** Begin **

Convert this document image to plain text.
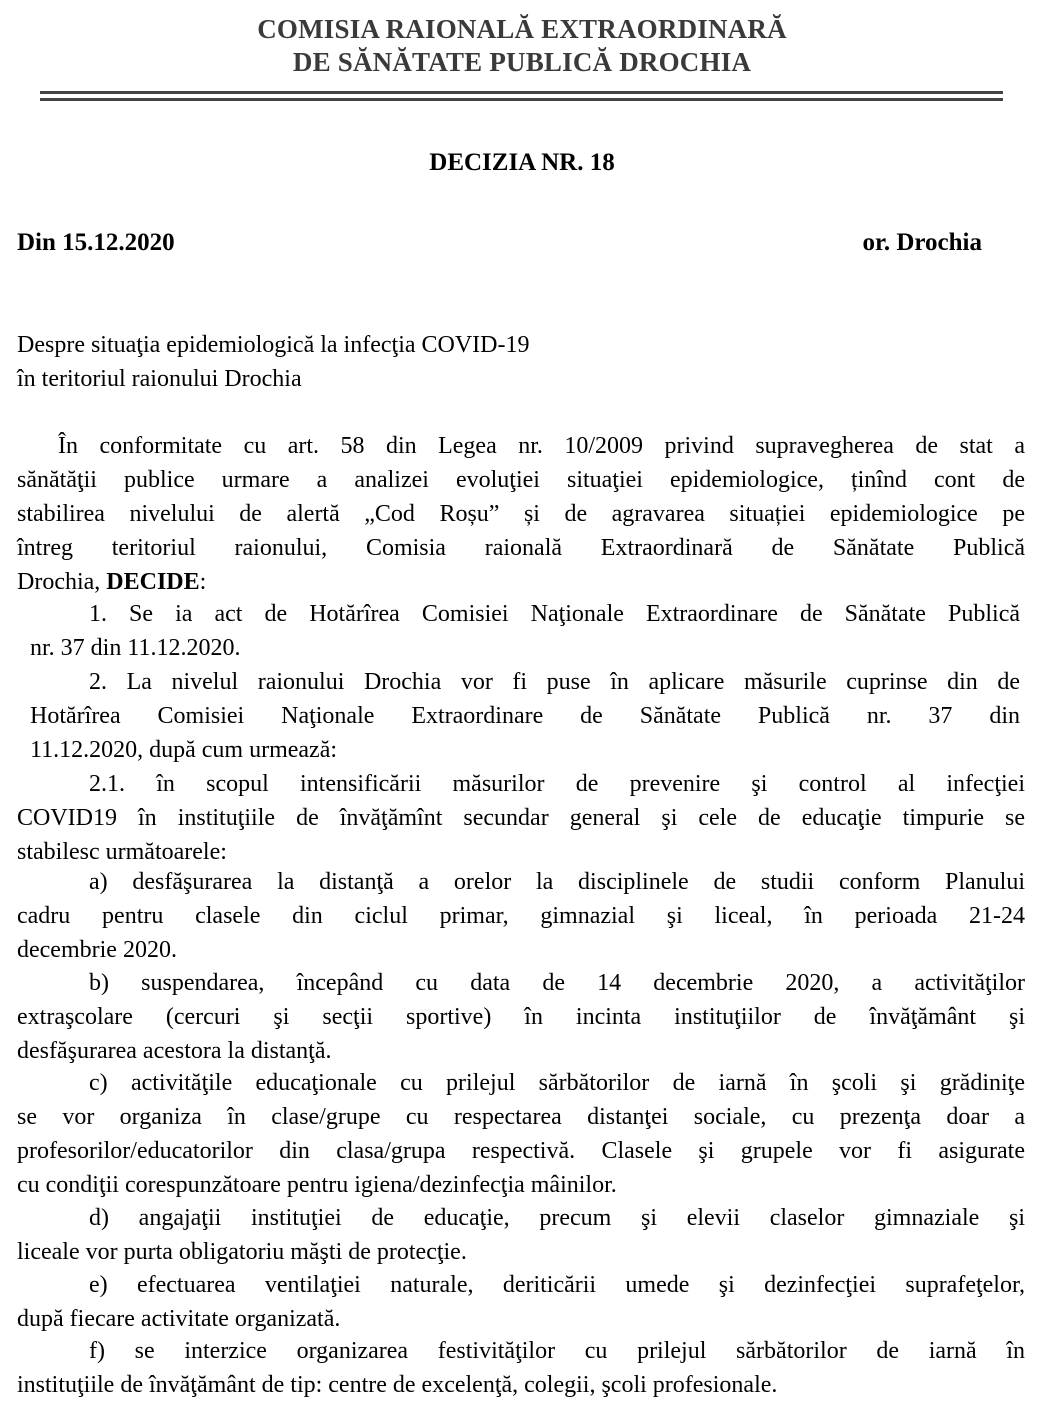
COMISIA RAIONALĂ EXTRAORDINARĂ
DE SĂNĂTATE PUBLICĂ DROCHIA
DECIZIA NR. 18
Din 15.12.2020	or. Drochia

Despre situaţia epidemiologică la infecţia COVID-19

în teritoriul raionului Drochia

În conformitate cu art. 58 din Legea nr. 10/2009 privind supravegherea de stat a

sănătăţii publice urmare a analizei evoluţiei situaţiei epidemiologice, ținînd cont de

stabilirea nivelului de alertă „Cod Roșu” și de agravarea situației epidemiologice pe

întreg teritoriul raionului, Comisia raională Extraordinară de Sănătate Publică

Drochia, DECIDE:

1. Se ia act de Hotărîrea Comisiei Naţionale Extraordinare de Sănătate Publică

nr. 37 din 11.12.2020.

2. La nivelul raionului Drochia vor fi puse în aplicare măsurile cuprinse din de

Hotărîrea Comisiei Naţionale Extraordinare de Sănătate Publică nr. 37 din

11.12.2020, după cum urmează:

2.1. în scopul intensificării măsurilor de prevenire şi control al infecţiei

COVID19 în instituţiile de învăţămînt secundar general şi cele de educaţie timpurie se

stabilesc următoarele:

a) desfăşurarea la distanţă a orelor la disciplinele de studii conform Planului

cadru pentru clasele din ciclul primar, gimnazial şi liceal, în perioada 21-24

decembrie 2020.

b) suspendarea, începând cu data de 14 decembrie 2020, a activităţilor

extraşcolare (cercuri şi secţii sportive) în incinta instituţiilor de învăţământ şi

desfăşurarea acestora la distanţă.

c) activităţile educaţionale cu prilejul sărbătorilor de iarnă în şcoli şi grădiniţe

se vor organiza în clase/grupe cu respectarea distanţei sociale, cu prezenţa doar a

profesorilor/educatorilor din clasa/grupa respectivă. Clasele şi grupele vor fi asigurate

cu condiţii corespunzătoare pentru igiena/dezinfecţia mâinilor.

d) angajaţii instituţiei de educaţie, precum şi elevii claselor gimnaziale şi

liceale vor purta obligatoriu măşti de protecţie.

e) efectuarea ventilaţiei naturale, deriticării umede şi dezinfecţiei suprafeţelor,

după fiecare activitate organizată.

f) se interzice organizarea festivităţilor cu prilejul sărbătorilor de iarnă în

instituţiile de învăţământ de tip: centre de excelenţă, colegii, şcoli profesionale.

** End **

• [Exercise details] In the records above, find each line with the word "teritoriul" and copy it.

• [Solution to the problem]
în teritoriul raionului Drochia
întreg teritoriul raionului, Comisia raională Extraordinară de Sănătate Publică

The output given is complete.